— START OF Records for this exercise —
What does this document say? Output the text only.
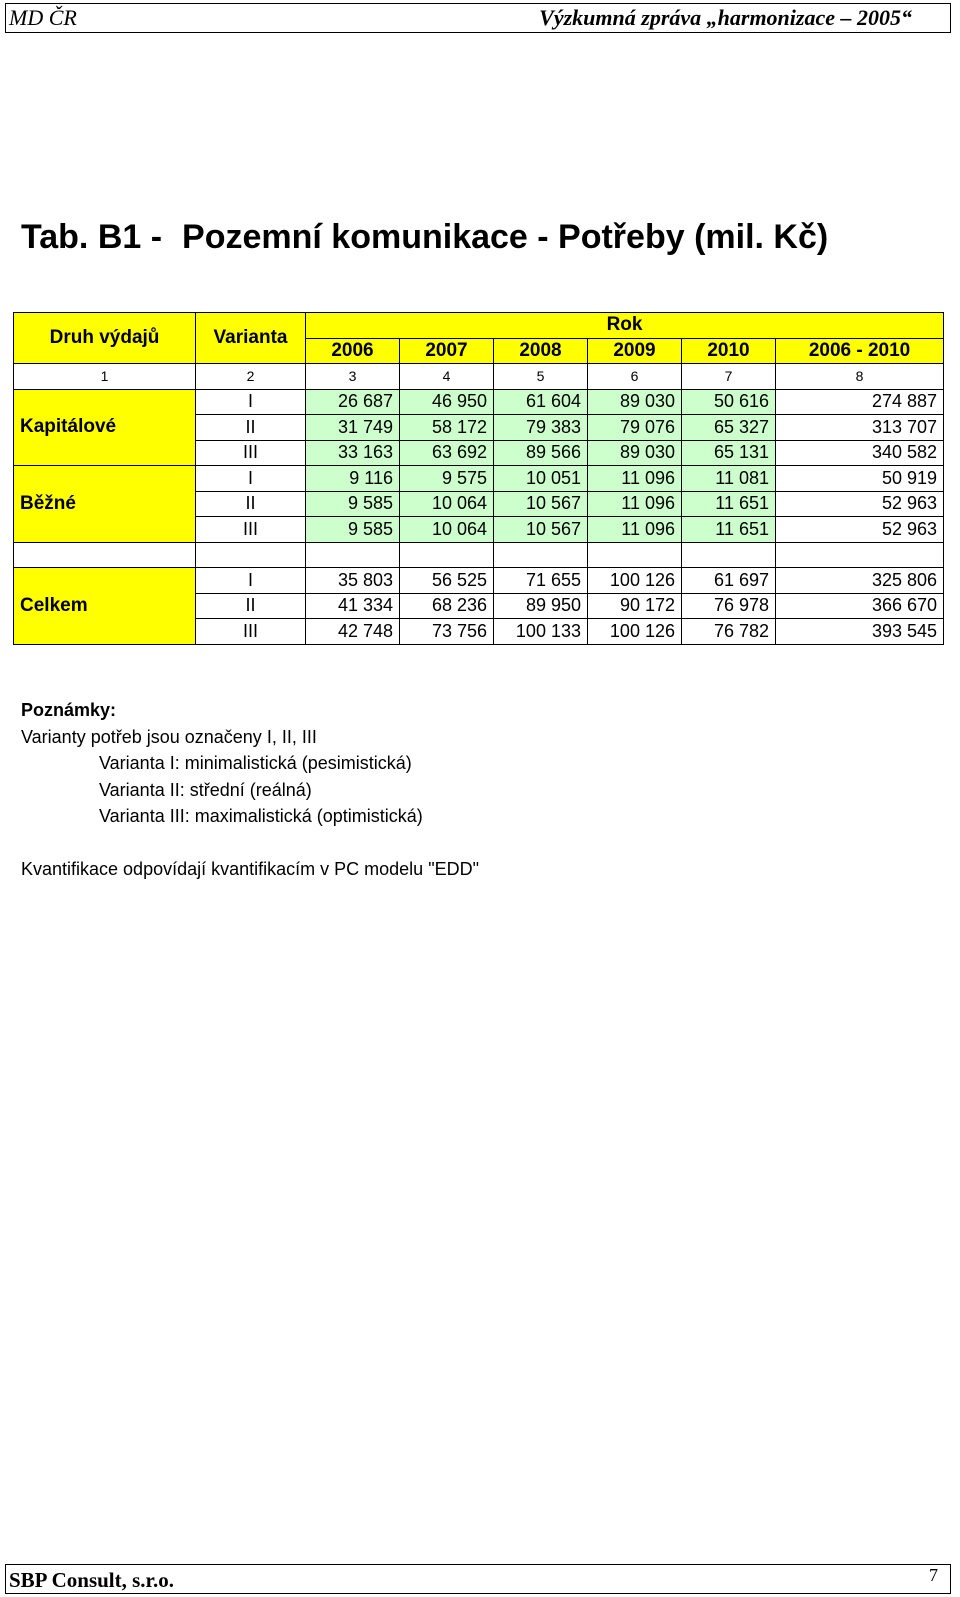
MD ČR	Výzkumná zpráva „harmonizace – 2005“
Tab. B1 - Pozemní komunikace - Potřeby (mil. Kč)
Druh výdajů	Varianta	Rok					
		2006	2007	2008	2009	2010	2006 - 2010
1	2	3	4	5	6	7	8
Kapitálové	I	26 687	46 950	61 604	89 030	50 616	274 887
	II	31 749	58 172	79 383	79 076	65 327	313 707
	III	33 163	63 692	89 566	89 030	65 131	340 582
Běžné	I	9 116	9 575	10 051	11 096	11 081	50 919
	II	9 585	10 064	10 567	11 096	11 651	52 963
	III	9 585	10 064	10 567	11 096	11 651	52 963

Celkem	I	35 803	56 525	71 655	100 126	61 697	325 806
	II	41 334	68 236	89 950	90 172	76 978	366 670
	III	42 748	73 756	100 133	100 126	76 782	393 545
Poznámky:
Varianty potřeb jsou označeny I, II, III
Varianta I: minimalistická (pesimistická)
Varianta II: střední (reálná)
Varianta III: maximalistická (optimistická)
Kvantifikace odpovídají kvantifikacím v PC modelu "EDD"
SBP Consult, s.r.o.	7
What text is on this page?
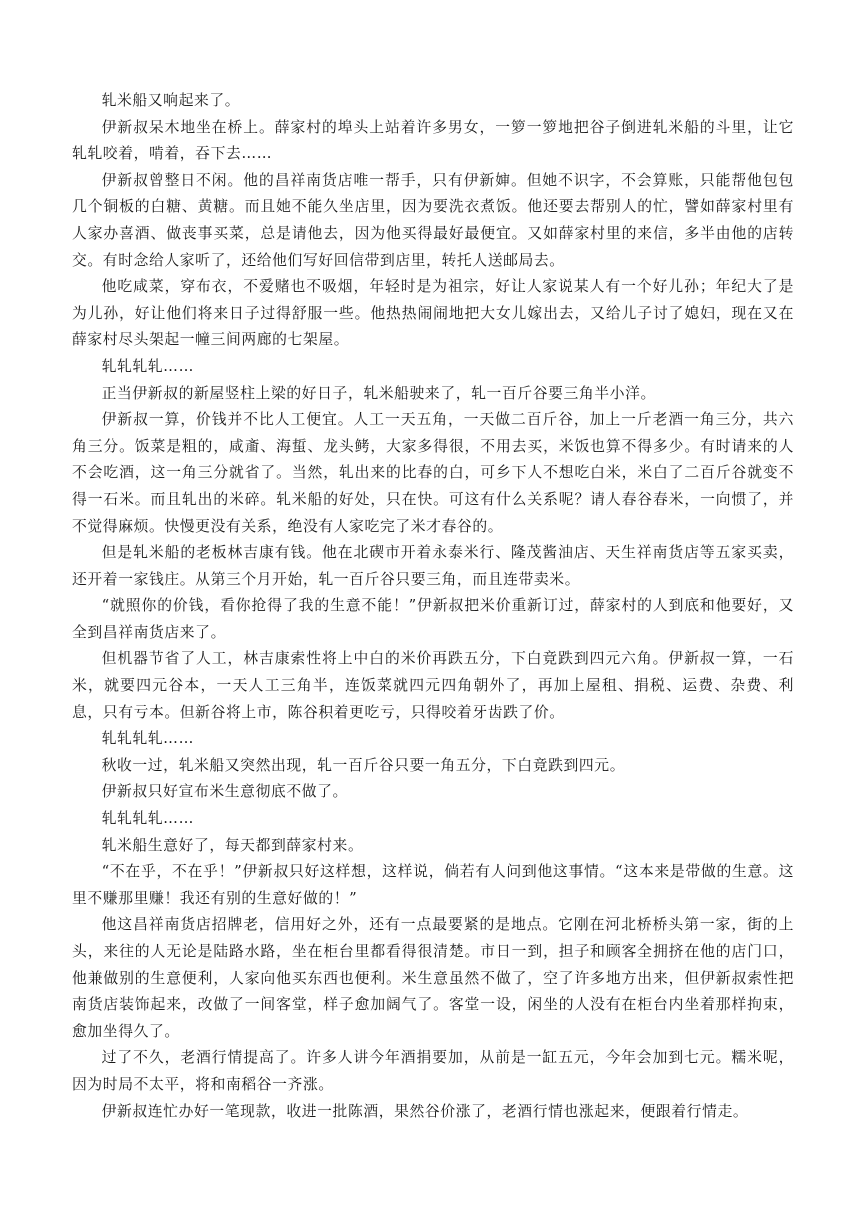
轧米船又响起来了。

伊新叔呆木地坐在桥上。薛家村的埠头上站着许多男女，一箩一箩地把谷子倒进轧米船的斗里，让它轧轧咬着，啃着，吞下去……

伊新叔曾整日不闲。他的昌祥南货店唯一帮手，只有伊新婶。但她不识字，不会算账，只能帮他包包几个铜板的白糖、黄糖。而且她不能久坐店里，因为要洗衣煮饭。他还要去帮别人的忙，譬如薛家村里有人家办喜酒、做丧事买菜，总是请他去，因为他买得最好最便宜。又如薛家村里的来信，多半由他的店转交。有时念给人家听了，还给他们写好回信带到店里，转托人送邮局去。

他吃咸菜，穿布衣，不爱赌也不吸烟，年轻时是为祖宗，好让人家说某人有一个好儿孙；年纪大了是为儿孙，好让他们将来日子过得舒服一些。他热热闹闹地把大女儿嫁出去，又给儿子讨了媳妇，现在又在薛家村尽头架起一幢三间两廊的七架屋。

轧轧轧轧……

正当伊新叔的新屋竖柱上梁的好日子，轧米船驶来了，轧一百斤谷要三角半小洋。

伊新叔一算，价钱并不比人工便宜。人工一天五角，一天做二百斤谷，加上一斤老酒一角三分，共六角三分。饭菜是粗的，咸齑、海蜇、龙头鲓，大家多得很，不用去买，米饭也算不得多少。有时请来的人不会吃酒，这一角三分就省了。当然，轧出来的比春的白，可乡下人不想吃白米，米白了二百斤谷就变不得一石米。而且轧出的米碎。轧米船的好处，只在快。可这有什么关系呢？请人春谷春米，一向惯了，并不觉得麻烦。快慢更没有关系，绝没有人家吃完了米才春谷的。

但是轧米船的老板林吉康有钱。他在北碶市开着永泰米行、隆茂酱油店、天生祥南货店等五家买卖，还开着一家钱庄。从第三个月开始，轧一百斤谷只要三角，而且连带卖米。

“就照你的价钱，看你抢得了我的生意不能！”伊新叔把米价重新订过，薛家村的人到底和他要好，又全到昌祥南货店来了。

但机器节省了人工，林吉康索性将上中白的米价再跌五分，下白竟跌到四元六角。伊新叔一算，一石米，就要四元谷本，一天人工三角半，连饭菜就四元四角朝外了，再加上屋租、捐税、运费、杂费、利息，只有亏本。但新谷将上市，陈谷积着更吃亏，只得咬着牙齿跌了价。

轧轧轧轧……

秋收一过，轧米船又突然出现，轧一百斤谷只要一角五分，下白竟跌到四元。

伊新叔只好宣布米生意彻底不做了。

轧轧轧轧……

轧米船生意好了，每天都到薛家村来。

“不在乎，不在乎！”伊新叔只好这样想，这样说，倘若有人问到他这事情。“这本来是带做的生意。这里不赚那里赚！我还有别的生意好做的！”

他这昌祥南货店招牌老，信用好之外，还有一点最要紧的是地点。它刚在河北桥桥头第一家，街的上头，来往的人无论是陆路水路，坐在柜台里都看得很清楚。市日一到，担子和顾客全拥挤在他的店门口，他兼做别的生意便利，人家向他买东西也便利。米生意虽然不做了，空了许多地方出来，但伊新叔索性把南货店装饰起来，改做了一间客堂，样子愈加阔气了。客堂一设，闲坐的人没有在柜台内坐着那样拘束，愈加坐得久了。

过了不久，老酒行情提高了。许多人讲今年酒捐要加，从前是一缸五元，今年会加到七元。糯米呢，因为时局不太平，将和南稻谷一齐涨。

伊新叔连忙办好一笔现款，收进一批陈酒，果然谷价涨了，老酒行情也涨起来，便跟着行情走。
— END OF Records for this exercise —
Short task
Copy out all the data without changing anything, and drop the pictures.

Problem solution
What does this document say? Output the text only.
MD ČR	Výzkumná zpráva „harmonizace – 2005“
Tab. B1 - Pozemní komunikace - Potřeby (mil. Kč)
Druh výdajů	Varianta	Rok					
		2006	2007	2008	2009	2010	2006 - 2010
1	2	3	4	5	6	7	8
Kapitálové	I	26 687	46 950	61 604	89 030	50 616	274 887
	II	31 749	58 172	79 383	79 076	65 327	313 707
	III	33 163	63 692	89 566	89 030	65 131	340 582
Běžné	I	9 116	9 575	10 051	11 096	11 081	50 919
	II	9 585	10 064	10 567	11 096	11 651	52 963
	III	9 585	10 064	10 567	11 096	11 651	52 963

Celkem	I	35 803	56 525	71 655	100 126	61 697	325 806
	II	41 334	68 236	89 950	90 172	76 978	366 670
	III	42 748	73 756	100 133	100 126	76 782	393 545
Poznámky:
Varianty potřeb jsou označeny I, II, III
Varianta I: minimalistická (pesimistická)
Varianta II: střední (reálná)
Varianta III: maximalistická (optimistická)
Kvantifikace odpovídají kvantifikacím v PC modelu "EDD"
SBP Consult, s.r.o.	7
What text is on this page?
轧米船又响起来了。

伊新叔呆木地坐在桥上。薛家村的埠头上站着许多男女，一箩一箩地把谷子倒进轧米船的斗里，让它轧轧咬着，啃着，吞下去……

伊新叔曾整日不闲。他的昌祥南货店唯一帮手，只有伊新婶。但她不识字，不会算账，只能帮他包包几个铜板的白糖、黄糖。而且她不能久坐店里，因为要洗衣煮饭。他还要去帮别人的忙，譬如薛家村里有人家办喜酒、做丧事买菜，总是请他去，因为他买得最好最便宜。又如薛家村里的来信，多半由他的店转交。有时念给人家听了，还给他们写好回信带到店里，转托人送邮局去。

他吃咸菜，穿布衣，不爱赌也不吸烟，年轻时是为祖宗，好让人家说某人有一个好儿孙；年纪大了是为儿孙，好让他们将来日子过得舒服一些。他热热闹闹地把大女儿嫁出去，又给儿子讨了媳妇，现在又在薛家村尽头架起一幢三间两廊的七架屋。

轧轧轧轧……

正当伊新叔的新屋竖柱上梁的好日子，轧米船驶来了，轧一百斤谷要三角半小洋。

伊新叔一算，价钱并不比人工便宜。人工一天五角，一天做二百斤谷，加上一斤老酒一角三分，共六角三分。饭菜是粗的，咸齑、海蜇、龙头鲓，大家多得很，不用去买，米饭也算不得多少。有时请来的人不会吃酒，这一角三分就省了。当然，轧出来的比春的白，可乡下人不想吃白米，米白了二百斤谷就变不得一石米。而且轧出的米碎。轧米船的好处，只在快。可这有什么关系呢？请人春谷春米，一向惯了，并不觉得麻烦。快慢更没有关系，绝没有人家吃完了米才春谷的。

但是轧米船的老板林吉康有钱。他在北碶市开着永泰米行、隆茂酱油店、天生祥南货店等五家买卖，还开着一家钱庄。从第三个月开始，轧一百斤谷只要三角，而且连带卖米。

“就照你的价钱，看你抢得了我的生意不能！”伊新叔把米价重新订过，薛家村的人到底和他要好，又全到昌祥南货店来了。

但机器节省了人工，林吉康索性将上中白的米价再跌五分，下白竟跌到四元六角。伊新叔一算，一石米，就要四元谷本，一天人工三角半，连饭菜就四元四角朝外了，再加上屋租、捐税、运费、杂费、利息，只有亏本。但新谷将上市，陈谷积着更吃亏，只得咬着牙齿跌了价。

轧轧轧轧……

秋收一过，轧米船又突然出现，轧一百斤谷只要一角五分，下白竟跌到四元。

伊新叔只好宣布米生意彻底不做了。

轧轧轧轧……

轧米船生意好了，每天都到薛家村来。

“不在乎，不在乎！”伊新叔只好这样想，这样说，倘若有人问到他这事情。“这本来是带做的生意。这里不赚那里赚！我还有别的生意好做的！”

他这昌祥南货店招牌老，信用好之外，还有一点最要紧的是地点。它刚在河北桥桥头第一家，街的上头，来往的人无论是陆路水路，坐在柜台里都看得很清楚。市日一到，担子和顾客全拥挤在他的店门口，他兼做别的生意便利，人家向他买东西也便利。米生意虽然不做了，空了许多地方出来，但伊新叔索性把南货店装饰起来，改做了一间客堂，样子愈加阔气了。客堂一设，闲坐的人没有在柜台内坐着那样拘束，愈加坐得久了。

过了不久，老酒行情提高了。许多人讲今年酒捐要加，从前是一缸五元，今年会加到七元。糯米呢，因为时局不太平，将和南稻谷一齐涨。

伊新叔连忙办好一笔现款，收进一批陈酒，果然谷价涨了，老酒行情也涨起来，便跟着行情走。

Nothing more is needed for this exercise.